Assignment:
Answer these questions from the passage on Danamon's rights issue:
(a) What Danamon closing price on August 15 is the theoretical ex-rights price based on?
(b) What will Danamon's tier-1 capital ratio be after the rights issue?
(c) By what percentage did Danamon's loans grow in the first half from a year earlier?

Page extract:
While announced to the market yesterday morning, the price was actually filed with the Indonesian regulators on August 16 and hence the theoretical ex-rights price (Terp) is calculated based on Danamon’s closing price of Rp5,500 on August 15. Based on this, the discount to Terp works out at 19.7%.
The indicated range implied a discount to Terp (based on the July 22 close) of 14.3% to 25.4%.
The relative support for the stock while the management has been on the road suggests that the initial response to the rights issue is quite good. A key reason for the interest is no doubt the strong support from Temasek Holdings, which is Danamon’s largest shareholder and has committed to take up its 67.37% entitlement in full.
But Danamon is also viewed as a decent quality lender that is in a good position to benefit from the growth in the Indonesian economy. According to its own website, it ranks as the sixth largest bank in Indonesia in terms of asset size and it has a market capitalisation of about $5.6 billion. It is also one of the best capitalised banks in the region with a tier-1 capital ratio of 13.6%. This will improve further to 17.9% after the rights issue.
The belief in the lender is evident by the fact that aside from Temasek, Danamon has a high-quality institutional shareholder base that includes top international names like Franklin Templeton, Fidelity, Blackrock, Schroder Investment and JF Asset Management.
Whether they will all take up their share of the rights issue remains to be seen, but in a global context Indonesia isn’t a bad place to be right now. The stockmarket is still up 3.7% year-to-date, which makes it the best performing stockmarket in Asia — and among all the global markets tracked by Bloomberg as well. In Asia, only Indonesia, Thailand and the Philippines are still up on the year.
The fact that the money raised will be used to support future growth is another selling point for the rights issue, and may explain why Danamon’s share price has held up so well since the deal was first announced. In the first half this year, Danamon recorded loan growth of 31% from a year earlier to Rp92.8 trillion, while deposits grew by 23% to Rp84 trillion.

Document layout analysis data
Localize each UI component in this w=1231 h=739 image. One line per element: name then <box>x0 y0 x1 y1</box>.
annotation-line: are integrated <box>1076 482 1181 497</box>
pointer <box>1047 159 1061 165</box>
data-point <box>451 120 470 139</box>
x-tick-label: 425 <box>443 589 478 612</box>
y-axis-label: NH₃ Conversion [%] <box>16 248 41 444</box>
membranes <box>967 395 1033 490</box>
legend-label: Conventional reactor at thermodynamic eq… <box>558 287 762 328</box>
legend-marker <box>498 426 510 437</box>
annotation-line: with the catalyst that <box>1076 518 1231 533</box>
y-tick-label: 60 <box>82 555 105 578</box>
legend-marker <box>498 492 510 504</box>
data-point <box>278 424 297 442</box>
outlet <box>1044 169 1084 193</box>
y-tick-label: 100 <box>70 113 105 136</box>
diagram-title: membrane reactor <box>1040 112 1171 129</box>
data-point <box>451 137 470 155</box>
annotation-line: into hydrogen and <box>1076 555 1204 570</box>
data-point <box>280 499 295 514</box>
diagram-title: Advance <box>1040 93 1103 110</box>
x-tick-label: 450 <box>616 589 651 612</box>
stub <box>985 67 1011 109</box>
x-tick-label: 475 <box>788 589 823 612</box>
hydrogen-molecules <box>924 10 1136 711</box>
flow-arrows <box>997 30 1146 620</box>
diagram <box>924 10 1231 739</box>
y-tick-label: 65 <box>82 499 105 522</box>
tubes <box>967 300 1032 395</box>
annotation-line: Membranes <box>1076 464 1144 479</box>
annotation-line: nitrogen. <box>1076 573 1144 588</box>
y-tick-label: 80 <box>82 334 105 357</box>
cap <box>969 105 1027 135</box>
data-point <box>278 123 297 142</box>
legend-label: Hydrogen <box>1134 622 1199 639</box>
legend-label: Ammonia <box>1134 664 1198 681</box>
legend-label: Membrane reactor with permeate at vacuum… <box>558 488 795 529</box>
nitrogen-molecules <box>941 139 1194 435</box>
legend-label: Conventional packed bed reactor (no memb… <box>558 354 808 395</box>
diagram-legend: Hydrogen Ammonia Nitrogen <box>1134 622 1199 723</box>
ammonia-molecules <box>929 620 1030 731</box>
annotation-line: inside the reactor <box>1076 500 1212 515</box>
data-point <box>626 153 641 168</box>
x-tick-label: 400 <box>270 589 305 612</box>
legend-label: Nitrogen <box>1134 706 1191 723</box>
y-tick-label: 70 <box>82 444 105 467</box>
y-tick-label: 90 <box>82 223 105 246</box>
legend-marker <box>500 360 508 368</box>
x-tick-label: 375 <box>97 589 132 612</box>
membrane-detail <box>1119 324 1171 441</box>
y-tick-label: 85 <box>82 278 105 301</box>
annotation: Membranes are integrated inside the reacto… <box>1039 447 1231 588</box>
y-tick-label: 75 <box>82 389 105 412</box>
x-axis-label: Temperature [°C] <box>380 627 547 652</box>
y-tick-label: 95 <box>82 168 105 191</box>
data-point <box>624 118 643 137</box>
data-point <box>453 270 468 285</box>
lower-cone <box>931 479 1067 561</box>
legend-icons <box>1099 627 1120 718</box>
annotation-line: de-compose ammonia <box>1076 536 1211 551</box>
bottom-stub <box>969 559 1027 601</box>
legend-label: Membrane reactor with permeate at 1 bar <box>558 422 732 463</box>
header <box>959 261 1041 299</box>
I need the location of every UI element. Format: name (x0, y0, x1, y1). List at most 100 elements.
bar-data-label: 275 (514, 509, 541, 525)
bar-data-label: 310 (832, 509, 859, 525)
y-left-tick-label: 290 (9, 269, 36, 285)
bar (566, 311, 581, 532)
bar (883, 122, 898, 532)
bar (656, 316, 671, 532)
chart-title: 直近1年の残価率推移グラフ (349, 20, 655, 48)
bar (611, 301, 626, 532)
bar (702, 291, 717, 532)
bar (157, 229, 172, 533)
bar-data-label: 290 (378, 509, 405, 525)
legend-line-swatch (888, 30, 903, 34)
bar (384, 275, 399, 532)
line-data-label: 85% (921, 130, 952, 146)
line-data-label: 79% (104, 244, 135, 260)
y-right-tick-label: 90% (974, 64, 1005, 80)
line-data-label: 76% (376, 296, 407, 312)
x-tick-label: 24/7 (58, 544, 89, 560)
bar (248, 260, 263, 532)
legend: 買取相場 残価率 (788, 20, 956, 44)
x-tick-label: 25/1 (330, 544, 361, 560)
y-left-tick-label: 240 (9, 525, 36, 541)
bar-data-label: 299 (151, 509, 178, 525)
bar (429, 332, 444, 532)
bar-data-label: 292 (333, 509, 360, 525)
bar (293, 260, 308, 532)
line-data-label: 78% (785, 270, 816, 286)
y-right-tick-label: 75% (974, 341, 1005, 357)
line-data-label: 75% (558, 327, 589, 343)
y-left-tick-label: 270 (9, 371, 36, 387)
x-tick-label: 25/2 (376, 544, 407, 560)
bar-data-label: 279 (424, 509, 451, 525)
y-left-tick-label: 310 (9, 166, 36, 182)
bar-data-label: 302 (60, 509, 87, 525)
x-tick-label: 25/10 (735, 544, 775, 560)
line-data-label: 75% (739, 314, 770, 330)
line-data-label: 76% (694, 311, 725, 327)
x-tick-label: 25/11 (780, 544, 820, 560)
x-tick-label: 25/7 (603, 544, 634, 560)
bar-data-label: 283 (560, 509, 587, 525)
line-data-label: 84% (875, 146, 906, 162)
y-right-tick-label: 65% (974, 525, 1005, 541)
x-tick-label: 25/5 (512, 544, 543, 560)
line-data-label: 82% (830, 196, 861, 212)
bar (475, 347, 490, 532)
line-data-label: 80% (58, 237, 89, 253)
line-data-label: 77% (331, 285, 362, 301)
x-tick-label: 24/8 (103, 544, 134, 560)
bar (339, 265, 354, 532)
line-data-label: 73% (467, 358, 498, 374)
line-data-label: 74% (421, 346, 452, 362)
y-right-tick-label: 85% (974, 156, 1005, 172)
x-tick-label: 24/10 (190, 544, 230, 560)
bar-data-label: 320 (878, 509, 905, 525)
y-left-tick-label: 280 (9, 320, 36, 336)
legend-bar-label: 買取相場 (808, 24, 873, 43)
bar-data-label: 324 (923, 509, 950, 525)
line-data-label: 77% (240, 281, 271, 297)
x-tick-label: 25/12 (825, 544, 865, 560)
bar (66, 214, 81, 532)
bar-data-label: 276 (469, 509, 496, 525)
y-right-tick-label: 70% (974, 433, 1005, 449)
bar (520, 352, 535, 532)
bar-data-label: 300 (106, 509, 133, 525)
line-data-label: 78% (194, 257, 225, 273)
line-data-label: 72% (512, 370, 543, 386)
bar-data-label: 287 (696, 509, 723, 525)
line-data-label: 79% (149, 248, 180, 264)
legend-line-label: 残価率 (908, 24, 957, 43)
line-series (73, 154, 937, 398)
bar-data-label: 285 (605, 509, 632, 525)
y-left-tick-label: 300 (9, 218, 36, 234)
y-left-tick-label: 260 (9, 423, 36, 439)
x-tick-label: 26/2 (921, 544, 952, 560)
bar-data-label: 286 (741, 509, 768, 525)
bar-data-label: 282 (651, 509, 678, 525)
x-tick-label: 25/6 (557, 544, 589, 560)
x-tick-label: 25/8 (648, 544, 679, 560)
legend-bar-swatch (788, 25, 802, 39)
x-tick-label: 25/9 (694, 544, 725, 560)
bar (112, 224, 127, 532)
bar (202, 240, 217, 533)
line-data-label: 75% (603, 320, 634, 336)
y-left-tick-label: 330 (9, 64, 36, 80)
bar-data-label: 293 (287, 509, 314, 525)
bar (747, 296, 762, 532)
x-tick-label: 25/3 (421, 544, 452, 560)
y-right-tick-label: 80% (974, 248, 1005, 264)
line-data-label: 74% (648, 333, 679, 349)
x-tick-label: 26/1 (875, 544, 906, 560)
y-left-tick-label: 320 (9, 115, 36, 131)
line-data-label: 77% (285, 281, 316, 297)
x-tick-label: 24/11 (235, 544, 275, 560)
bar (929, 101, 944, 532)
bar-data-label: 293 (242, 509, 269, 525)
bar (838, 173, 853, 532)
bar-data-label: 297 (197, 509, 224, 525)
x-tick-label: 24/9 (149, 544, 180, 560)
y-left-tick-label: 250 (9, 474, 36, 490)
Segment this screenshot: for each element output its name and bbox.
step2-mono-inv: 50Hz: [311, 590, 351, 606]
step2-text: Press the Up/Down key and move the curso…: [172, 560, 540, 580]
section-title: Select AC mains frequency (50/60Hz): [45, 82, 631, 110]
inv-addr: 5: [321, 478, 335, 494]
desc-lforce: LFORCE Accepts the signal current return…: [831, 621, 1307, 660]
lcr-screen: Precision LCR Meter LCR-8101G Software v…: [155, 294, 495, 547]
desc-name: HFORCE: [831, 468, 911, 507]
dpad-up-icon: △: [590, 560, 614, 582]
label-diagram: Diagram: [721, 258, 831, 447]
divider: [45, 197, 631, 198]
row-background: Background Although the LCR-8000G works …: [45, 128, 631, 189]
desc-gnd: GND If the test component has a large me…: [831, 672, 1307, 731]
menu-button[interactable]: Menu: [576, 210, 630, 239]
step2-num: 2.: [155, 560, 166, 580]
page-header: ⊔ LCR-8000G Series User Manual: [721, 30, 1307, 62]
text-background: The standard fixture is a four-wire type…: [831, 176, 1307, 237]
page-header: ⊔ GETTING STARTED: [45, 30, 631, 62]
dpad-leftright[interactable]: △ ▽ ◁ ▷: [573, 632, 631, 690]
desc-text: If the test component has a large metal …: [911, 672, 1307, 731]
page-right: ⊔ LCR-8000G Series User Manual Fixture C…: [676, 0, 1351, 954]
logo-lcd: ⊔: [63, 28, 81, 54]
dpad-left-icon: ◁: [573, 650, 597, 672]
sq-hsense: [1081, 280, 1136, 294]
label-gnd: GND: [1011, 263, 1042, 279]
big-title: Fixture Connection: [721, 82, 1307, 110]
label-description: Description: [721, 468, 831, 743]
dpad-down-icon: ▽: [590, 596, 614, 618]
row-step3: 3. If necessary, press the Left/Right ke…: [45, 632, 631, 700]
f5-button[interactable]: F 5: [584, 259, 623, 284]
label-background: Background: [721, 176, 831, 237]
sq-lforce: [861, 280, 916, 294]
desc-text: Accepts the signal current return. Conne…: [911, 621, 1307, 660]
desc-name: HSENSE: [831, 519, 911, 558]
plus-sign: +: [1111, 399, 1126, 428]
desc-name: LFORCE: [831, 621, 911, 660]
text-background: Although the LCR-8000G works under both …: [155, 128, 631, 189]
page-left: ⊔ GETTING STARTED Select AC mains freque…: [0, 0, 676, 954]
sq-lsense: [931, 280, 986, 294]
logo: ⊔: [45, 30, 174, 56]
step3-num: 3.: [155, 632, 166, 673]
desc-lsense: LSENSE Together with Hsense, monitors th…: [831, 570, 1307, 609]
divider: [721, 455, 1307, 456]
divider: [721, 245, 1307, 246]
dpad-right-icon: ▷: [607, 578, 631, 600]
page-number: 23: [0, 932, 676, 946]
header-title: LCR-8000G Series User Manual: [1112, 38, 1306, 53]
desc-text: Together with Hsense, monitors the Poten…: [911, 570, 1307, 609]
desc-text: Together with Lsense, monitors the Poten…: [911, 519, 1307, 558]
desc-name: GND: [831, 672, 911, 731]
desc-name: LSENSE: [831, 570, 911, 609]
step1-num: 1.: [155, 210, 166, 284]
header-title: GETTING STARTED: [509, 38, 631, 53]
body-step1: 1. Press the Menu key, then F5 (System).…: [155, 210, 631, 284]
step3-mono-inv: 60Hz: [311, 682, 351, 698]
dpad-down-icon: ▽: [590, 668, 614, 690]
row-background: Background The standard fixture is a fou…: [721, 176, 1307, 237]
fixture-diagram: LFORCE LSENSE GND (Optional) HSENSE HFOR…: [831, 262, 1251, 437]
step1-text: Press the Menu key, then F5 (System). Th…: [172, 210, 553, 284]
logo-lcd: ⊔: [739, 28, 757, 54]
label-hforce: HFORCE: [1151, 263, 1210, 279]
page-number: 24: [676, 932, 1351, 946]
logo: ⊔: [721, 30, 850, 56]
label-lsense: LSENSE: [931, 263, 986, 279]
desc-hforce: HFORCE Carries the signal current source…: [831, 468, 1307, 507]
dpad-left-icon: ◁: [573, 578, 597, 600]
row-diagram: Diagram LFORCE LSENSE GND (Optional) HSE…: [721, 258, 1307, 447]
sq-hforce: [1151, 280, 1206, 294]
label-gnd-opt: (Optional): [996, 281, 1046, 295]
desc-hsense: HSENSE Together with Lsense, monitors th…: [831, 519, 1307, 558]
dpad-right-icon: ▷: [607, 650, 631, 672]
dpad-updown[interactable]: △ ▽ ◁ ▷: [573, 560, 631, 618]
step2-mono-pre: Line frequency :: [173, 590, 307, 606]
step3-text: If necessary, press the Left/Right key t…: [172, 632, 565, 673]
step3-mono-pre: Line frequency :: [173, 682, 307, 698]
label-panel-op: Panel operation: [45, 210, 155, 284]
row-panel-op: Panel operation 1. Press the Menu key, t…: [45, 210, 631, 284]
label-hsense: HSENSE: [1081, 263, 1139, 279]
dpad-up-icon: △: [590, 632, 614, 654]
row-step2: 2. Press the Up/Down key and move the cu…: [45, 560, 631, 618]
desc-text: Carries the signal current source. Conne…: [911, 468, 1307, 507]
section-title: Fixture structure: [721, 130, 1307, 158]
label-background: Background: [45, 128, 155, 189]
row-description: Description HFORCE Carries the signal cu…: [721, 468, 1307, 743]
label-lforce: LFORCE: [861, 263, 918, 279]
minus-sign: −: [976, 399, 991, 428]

Your response:
(a) Rp5,500
(b) 17.9%
(c) 31%, to Rp92.8 trillion